-- Task prompt --
Copy every line in the records below that contains the word "description".

-- Data shown --
########

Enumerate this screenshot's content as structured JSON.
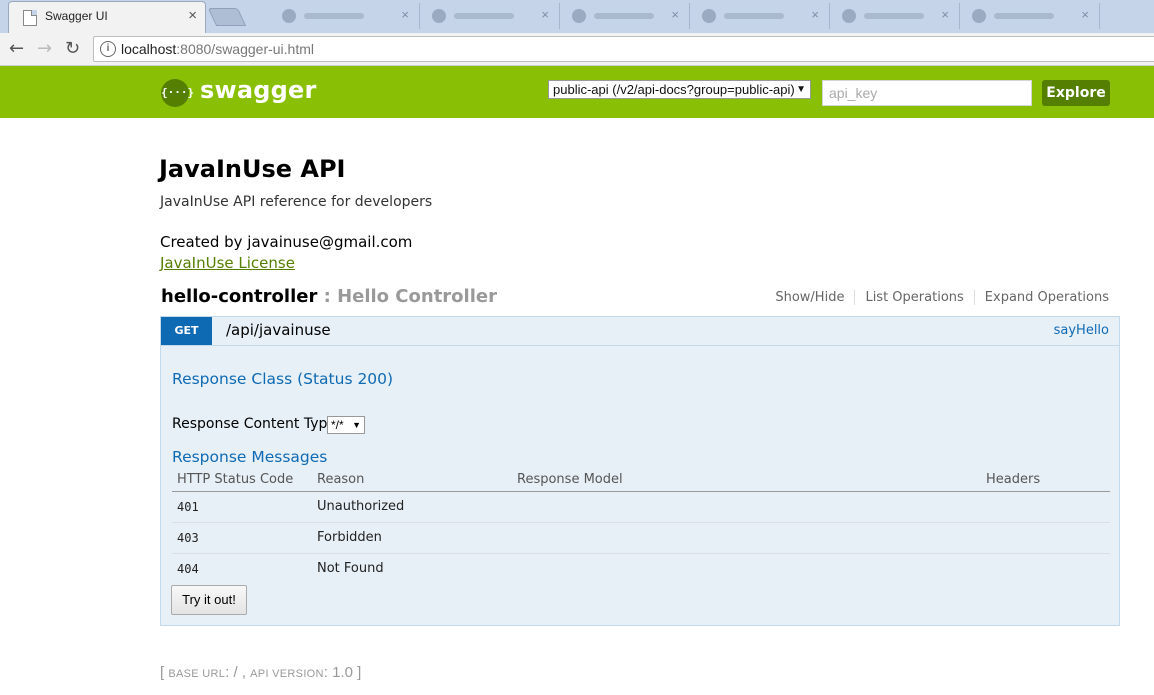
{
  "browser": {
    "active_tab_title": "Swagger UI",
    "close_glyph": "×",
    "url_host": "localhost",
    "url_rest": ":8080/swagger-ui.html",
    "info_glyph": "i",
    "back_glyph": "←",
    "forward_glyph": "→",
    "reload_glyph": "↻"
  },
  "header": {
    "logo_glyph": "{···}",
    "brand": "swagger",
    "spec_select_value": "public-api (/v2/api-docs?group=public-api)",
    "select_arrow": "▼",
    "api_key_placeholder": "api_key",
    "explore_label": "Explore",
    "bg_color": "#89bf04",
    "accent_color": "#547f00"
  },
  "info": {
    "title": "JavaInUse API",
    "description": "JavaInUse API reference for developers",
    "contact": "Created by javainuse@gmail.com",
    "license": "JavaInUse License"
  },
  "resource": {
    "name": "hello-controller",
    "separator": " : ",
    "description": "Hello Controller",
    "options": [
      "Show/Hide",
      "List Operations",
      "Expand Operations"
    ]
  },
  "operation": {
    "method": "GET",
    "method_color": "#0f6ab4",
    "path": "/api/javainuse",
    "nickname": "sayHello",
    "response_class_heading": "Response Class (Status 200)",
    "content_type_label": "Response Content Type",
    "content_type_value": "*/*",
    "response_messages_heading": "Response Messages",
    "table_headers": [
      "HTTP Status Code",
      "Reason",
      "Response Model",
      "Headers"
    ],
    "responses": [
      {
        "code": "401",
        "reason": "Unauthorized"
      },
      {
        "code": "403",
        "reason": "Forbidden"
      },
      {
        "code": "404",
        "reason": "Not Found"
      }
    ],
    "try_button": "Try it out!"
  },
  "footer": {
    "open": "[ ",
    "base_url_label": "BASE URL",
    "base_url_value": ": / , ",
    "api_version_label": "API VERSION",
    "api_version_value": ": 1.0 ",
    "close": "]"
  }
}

########

-- Correct response --
    "description": "JavaInUse API reference for developers",
    "description": "Hello Controller",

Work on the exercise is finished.